**Exercise objective**. Copy each line of the records that holds the string "Energy".

**Supplied information**.
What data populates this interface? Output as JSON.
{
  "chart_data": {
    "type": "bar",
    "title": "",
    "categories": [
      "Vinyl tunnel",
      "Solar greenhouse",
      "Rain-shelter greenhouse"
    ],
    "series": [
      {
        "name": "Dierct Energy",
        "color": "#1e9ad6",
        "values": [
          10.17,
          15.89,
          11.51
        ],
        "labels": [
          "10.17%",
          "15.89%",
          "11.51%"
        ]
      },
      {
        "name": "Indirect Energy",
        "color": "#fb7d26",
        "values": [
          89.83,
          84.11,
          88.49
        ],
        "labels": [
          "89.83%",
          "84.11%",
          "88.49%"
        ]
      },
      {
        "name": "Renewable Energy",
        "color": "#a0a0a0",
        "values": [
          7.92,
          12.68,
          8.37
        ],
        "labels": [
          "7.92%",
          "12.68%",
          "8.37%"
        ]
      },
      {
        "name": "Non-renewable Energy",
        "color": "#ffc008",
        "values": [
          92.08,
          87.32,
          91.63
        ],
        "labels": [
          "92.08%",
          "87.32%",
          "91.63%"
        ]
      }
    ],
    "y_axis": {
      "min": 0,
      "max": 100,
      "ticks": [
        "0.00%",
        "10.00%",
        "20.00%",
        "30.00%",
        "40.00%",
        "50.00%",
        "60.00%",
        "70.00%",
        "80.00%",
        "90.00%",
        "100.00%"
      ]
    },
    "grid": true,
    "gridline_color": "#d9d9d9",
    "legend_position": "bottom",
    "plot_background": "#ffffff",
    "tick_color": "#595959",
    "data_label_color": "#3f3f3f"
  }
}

**Response**.
        "name": "Dierct Energy",
        "name": "Indirect Energy",
        "name": "Renewable Energy",
        "name": "Non-renewable Energy",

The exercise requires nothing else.